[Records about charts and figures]
★ ★ ★ ★

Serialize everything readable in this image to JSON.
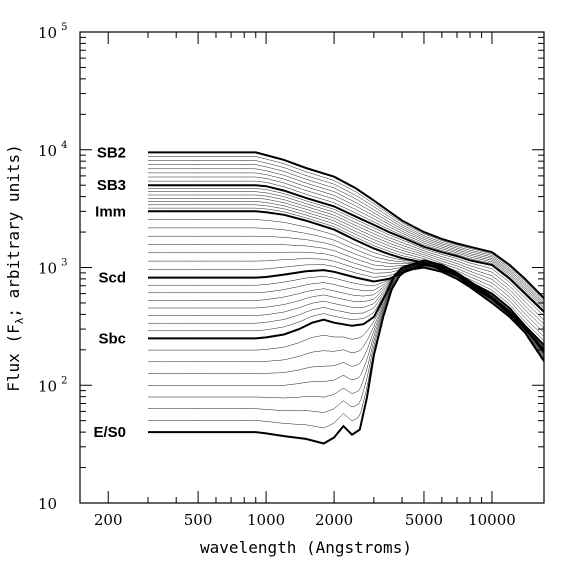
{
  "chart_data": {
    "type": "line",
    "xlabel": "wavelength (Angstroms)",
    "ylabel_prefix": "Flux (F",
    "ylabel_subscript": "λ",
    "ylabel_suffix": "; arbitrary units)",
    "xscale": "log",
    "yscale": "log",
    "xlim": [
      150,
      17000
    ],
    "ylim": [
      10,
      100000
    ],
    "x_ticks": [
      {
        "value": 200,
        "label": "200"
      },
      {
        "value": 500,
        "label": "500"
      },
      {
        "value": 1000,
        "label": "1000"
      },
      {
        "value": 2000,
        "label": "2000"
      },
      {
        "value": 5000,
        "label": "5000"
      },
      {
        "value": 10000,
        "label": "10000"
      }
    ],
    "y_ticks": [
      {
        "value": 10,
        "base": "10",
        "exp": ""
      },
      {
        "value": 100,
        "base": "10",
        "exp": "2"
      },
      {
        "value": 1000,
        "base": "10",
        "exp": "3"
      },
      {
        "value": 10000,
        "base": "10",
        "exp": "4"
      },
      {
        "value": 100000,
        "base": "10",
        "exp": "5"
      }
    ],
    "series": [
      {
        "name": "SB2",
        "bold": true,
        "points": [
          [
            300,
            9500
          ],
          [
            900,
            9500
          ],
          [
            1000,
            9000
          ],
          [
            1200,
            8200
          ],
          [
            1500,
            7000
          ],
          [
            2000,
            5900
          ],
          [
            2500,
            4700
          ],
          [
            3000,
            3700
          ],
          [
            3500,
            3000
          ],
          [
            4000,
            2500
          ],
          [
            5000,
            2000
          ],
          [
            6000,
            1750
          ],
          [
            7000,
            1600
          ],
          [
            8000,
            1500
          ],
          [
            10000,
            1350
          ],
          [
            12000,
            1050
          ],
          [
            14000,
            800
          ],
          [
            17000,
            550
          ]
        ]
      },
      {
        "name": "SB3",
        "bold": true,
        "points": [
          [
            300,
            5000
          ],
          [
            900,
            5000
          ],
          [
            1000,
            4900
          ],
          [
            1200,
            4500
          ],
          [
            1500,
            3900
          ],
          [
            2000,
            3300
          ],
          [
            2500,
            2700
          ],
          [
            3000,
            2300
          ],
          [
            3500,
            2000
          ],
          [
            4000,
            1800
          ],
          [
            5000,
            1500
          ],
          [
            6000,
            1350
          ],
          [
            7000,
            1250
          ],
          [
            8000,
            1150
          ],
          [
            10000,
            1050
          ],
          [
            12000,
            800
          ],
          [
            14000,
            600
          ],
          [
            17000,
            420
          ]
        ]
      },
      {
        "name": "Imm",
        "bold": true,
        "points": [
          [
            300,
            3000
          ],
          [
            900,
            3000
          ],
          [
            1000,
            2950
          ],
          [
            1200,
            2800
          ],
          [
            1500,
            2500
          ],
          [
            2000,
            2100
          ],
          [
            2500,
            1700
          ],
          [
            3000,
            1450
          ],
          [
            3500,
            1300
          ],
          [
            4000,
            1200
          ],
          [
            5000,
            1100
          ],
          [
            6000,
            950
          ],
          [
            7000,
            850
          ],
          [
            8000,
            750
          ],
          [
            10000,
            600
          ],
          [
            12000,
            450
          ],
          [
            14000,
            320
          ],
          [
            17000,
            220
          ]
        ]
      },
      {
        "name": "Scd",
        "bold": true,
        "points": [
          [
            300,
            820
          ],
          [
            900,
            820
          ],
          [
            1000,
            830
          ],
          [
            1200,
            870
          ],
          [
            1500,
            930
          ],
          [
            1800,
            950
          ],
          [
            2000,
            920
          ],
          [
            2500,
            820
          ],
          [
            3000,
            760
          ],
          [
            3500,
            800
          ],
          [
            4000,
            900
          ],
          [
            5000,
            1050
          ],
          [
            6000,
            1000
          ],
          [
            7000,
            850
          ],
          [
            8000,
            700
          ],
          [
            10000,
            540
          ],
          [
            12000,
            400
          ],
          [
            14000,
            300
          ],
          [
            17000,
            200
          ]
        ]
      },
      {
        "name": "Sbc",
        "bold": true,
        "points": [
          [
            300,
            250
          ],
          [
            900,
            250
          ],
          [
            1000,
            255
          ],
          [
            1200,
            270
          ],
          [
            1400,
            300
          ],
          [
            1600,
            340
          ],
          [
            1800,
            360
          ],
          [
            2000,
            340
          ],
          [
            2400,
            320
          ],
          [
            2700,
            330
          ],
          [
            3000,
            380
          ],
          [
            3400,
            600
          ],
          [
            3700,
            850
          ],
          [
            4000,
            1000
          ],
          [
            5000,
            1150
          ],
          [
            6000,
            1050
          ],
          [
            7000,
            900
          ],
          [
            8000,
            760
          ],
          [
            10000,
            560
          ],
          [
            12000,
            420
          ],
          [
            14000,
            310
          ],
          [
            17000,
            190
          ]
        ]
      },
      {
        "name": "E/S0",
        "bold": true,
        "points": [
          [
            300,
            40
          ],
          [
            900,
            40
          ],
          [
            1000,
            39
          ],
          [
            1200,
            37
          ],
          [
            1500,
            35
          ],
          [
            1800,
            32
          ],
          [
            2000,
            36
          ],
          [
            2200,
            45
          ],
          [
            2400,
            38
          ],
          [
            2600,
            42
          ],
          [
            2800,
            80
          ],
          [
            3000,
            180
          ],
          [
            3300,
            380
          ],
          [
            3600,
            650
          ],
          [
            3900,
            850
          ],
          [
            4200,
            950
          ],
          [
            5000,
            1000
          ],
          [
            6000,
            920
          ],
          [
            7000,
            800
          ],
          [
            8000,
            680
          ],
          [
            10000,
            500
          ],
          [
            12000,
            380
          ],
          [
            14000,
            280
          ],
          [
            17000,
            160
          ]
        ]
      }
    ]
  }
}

★ ★ ★ ★

Reproduce every record above exactly, omitting the pictures.

Task solution –
Serialize everything readable in this image to JSON.
{
  "chart_data": {
    "type": "line",
    "xlabel": "wavelength (Angstroms)",
    "ylabel_prefix": "Flux (F",
    "ylabel_subscript": "λ",
    "ylabel_suffix": "; arbitrary units)",
    "xscale": "log",
    "yscale": "log",
    "xlim": [
      150,
      17000
    ],
    "ylim": [
      10,
      100000
    ],
    "x_ticks": [
      {
        "value": 200,
        "label": "200"
      },
      {
        "value": 500,
        "label": "500"
      },
      {
        "value": 1000,
        "label": "1000"
      },
      {
        "value": 2000,
        "label": "2000"
      },
      {
        "value": 5000,
        "label": "5000"
      },
      {
        "value": 10000,
        "label": "10000"
      }
    ],
    "y_ticks": [
      {
        "value": 10,
        "base": "10",
        "exp": ""
      },
      {
        "value": 100,
        "base": "10",
        "exp": "2"
      },
      {
        "value": 1000,
        "base": "10",
        "exp": "3"
      },
      {
        "value": 10000,
        "base": "10",
        "exp": "4"
      },
      {
        "value": 100000,
        "base": "10",
        "exp": "5"
      }
    ],
    "series": [
      {
        "name": "SB2",
        "bold": true,
        "points": [
          [
            300,
            9500
          ],
          [
            900,
            9500
          ],
          [
            1000,
            9000
          ],
          [
            1200,
            8200
          ],
          [
            1500,
            7000
          ],
          [
            2000,
            5900
          ],
          [
            2500,
            4700
          ],
          [
            3000,
            3700
          ],
          [
            3500,
            3000
          ],
          [
            4000,
            2500
          ],
          [
            5000,
            2000
          ],
          [
            6000,
            1750
          ],
          [
            7000,
            1600
          ],
          [
            8000,
            1500
          ],
          [
            10000,
            1350
          ],
          [
            12000,
            1050
          ],
          [
            14000,
            800
          ],
          [
            17000,
            550
          ]
        ]
      },
      {
        "name": "SB3",
        "bold": true,
        "points": [
          [
            300,
            5000
          ],
          [
            900,
            5000
          ],
          [
            1000,
            4900
          ],
          [
            1200,
            4500
          ],
          [
            1500,
            3900
          ],
          [
            2000,
            3300
          ],
          [
            2500,
            2700
          ],
          [
            3000,
            2300
          ],
          [
            3500,
            2000
          ],
          [
            4000,
            1800
          ],
          [
            5000,
            1500
          ],
          [
            6000,
            1350
          ],
          [
            7000,
            1250
          ],
          [
            8000,
            1150
          ],
          [
            10000,
            1050
          ],
          [
            12000,
            800
          ],
          [
            14000,
            600
          ],
          [
            17000,
            420
          ]
        ]
      },
      {
        "name": "Imm",
        "bold": true,
        "points": [
          [
            300,
            3000
          ],
          [
            900,
            3000
          ],
          [
            1000,
            2950
          ],
          [
            1200,
            2800
          ],
          [
            1500,
            2500
          ],
          [
            2000,
            2100
          ],
          [
            2500,
            1700
          ],
          [
            3000,
            1450
          ],
          [
            3500,
            1300
          ],
          [
            4000,
            1200
          ],
          [
            5000,
            1100
          ],
          [
            6000,
            950
          ],
          [
            7000,
            850
          ],
          [
            8000,
            750
          ],
          [
            10000,
            600
          ],
          [
            12000,
            450
          ],
          [
            14000,
            320
          ],
          [
            17000,
            220
          ]
        ]
      },
      {
        "name": "Scd",
        "bold": true,
        "points": [
          [
            300,
            820
          ],
          [
            900,
            820
          ],
          [
            1000,
            830
          ],
          [
            1200,
            870
          ],
          [
            1500,
            930
          ],
          [
            1800,
            950
          ],
          [
            2000,
            920
          ],
          [
            2500,
            820
          ],
          [
            3000,
            760
          ],
          [
            3500,
            800
          ],
          [
            4000,
            900
          ],
          [
            5000,
            1050
          ],
          [
            6000,
            1000
          ],
          [
            7000,
            850
          ],
          [
            8000,
            700
          ],
          [
            10000,
            540
          ],
          [
            12000,
            400
          ],
          [
            14000,
            300
          ],
          [
            17000,
            200
          ]
        ]
      },
      {
        "name": "Sbc",
        "bold": true,
        "points": [
          [
            300,
            250
          ],
          [
            900,
            250
          ],
          [
            1000,
            255
          ],
          [
            1200,
            270
          ],
          [
            1400,
            300
          ],
          [
            1600,
            340
          ],
          [
            1800,
            360
          ],
          [
            2000,
            340
          ],
          [
            2400,
            320
          ],
          [
            2700,
            330
          ],
          [
            3000,
            380
          ],
          [
            3400,
            600
          ],
          [
            3700,
            850
          ],
          [
            4000,
            1000
          ],
          [
            5000,
            1150
          ],
          [
            6000,
            1050
          ],
          [
            7000,
            900
          ],
          [
            8000,
            760
          ],
          [
            10000,
            560
          ],
          [
            12000,
            420
          ],
          [
            14000,
            310
          ],
          [
            17000,
            190
          ]
        ]
      },
      {
        "name": "E/S0",
        "bold": true,
        "points": [
          [
            300,
            40
          ],
          [
            900,
            40
          ],
          [
            1000,
            39
          ],
          [
            1200,
            37
          ],
          [
            1500,
            35
          ],
          [
            1800,
            32
          ],
          [
            2000,
            36
          ],
          [
            2200,
            45
          ],
          [
            2400,
            38
          ],
          [
            2600,
            42
          ],
          [
            2800,
            80
          ],
          [
            3000,
            180
          ],
          [
            3300,
            380
          ],
          [
            3600,
            650
          ],
          [
            3900,
            850
          ],
          [
            4200,
            950
          ],
          [
            5000,
            1000
          ],
          [
            6000,
            920
          ],
          [
            7000,
            800
          ],
          [
            8000,
            680
          ],
          [
            10000,
            500
          ],
          [
            12000,
            380
          ],
          [
            14000,
            280
          ],
          [
            17000,
            160
          ]
        ]
      }
    ]
  }
}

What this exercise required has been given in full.